TO DO :: Write out the whole listing again, exactly.

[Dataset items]
= = = =

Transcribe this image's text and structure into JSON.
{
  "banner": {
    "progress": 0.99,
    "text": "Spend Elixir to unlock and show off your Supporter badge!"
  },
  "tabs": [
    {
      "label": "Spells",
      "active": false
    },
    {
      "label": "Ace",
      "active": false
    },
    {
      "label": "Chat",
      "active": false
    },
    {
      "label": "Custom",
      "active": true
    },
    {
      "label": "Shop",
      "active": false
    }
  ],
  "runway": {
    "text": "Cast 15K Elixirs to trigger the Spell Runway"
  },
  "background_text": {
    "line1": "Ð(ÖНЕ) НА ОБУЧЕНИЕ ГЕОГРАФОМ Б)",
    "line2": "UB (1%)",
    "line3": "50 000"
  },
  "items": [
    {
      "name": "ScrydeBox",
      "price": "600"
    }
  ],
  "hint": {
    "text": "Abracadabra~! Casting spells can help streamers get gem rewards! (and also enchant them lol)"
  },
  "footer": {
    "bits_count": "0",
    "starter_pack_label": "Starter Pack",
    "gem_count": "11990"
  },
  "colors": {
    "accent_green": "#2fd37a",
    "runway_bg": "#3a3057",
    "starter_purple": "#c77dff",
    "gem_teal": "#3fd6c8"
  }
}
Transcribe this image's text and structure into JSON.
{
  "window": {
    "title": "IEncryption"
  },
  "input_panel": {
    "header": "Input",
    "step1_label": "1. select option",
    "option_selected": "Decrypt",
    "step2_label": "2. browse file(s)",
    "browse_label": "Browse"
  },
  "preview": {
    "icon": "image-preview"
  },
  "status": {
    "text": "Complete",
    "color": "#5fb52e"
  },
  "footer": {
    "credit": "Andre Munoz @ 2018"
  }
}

= = = =

RESPONSE TO THIS EXERCISE ::
Transcribe this image's text and structure into JSON.
{
  "banner": {
    "progress": 0.99,
    "text": "Spend Elixir to unlock and show off your Supporter badge!"
  },
  "tabs": [
    {
      "label": "Spells",
      "active": false
    },
    {
      "label": "Ace",
      "active": false
    },
    {
      "label": "Chat",
      "active": false
    },
    {
      "label": "Custom",
      "active": true
    },
    {
      "label": "Shop",
      "active": false
    }
  ],
  "runway": {
    "text": "Cast 15K Elixirs to trigger the Spell Runway"
  },
  "background_text": {
    "line1": "Ð(ÖНЕ) НА ОБУЧЕНИЕ ГЕОГРАФОМ Б)",
    "line2": "UB (1%)",
    "line3": "50 000"
  },
  "items": [
    {
      "name": "ScrydeBox",
      "price": "600"
    }
  ],
  "hint": {
    "text": "Abracadabra~! Casting spells can help streamers get gem rewards! (and also enchant them lol)"
  },
  "footer": {
    "bits_count": "0",
    "starter_pack_label": "Starter Pack",
    "gem_count": "11990"
  },
  "colors": {
    "accent_green": "#2fd37a",
    "runway_bg": "#3a3057",
    "starter_purple": "#c77dff",
    "gem_teal": "#3fd6c8"
  }
}
Transcribe this image's text and structure into JSON.
{
  "window": {
    "title": "IEncryption"
  },
  "input_panel": {
    "header": "Input",
    "step1_label": "1. select option",
    "option_selected": "Decrypt",
    "step2_label": "2. browse file(s)",
    "browse_label": "Browse"
  },
  "preview": {
    "icon": "image-preview"
  },
  "status": {
    "text": "Complete",
    "color": "#5fb52e"
  },
  "footer": {
    "credit": "Andre Munoz @ 2018"
  }
}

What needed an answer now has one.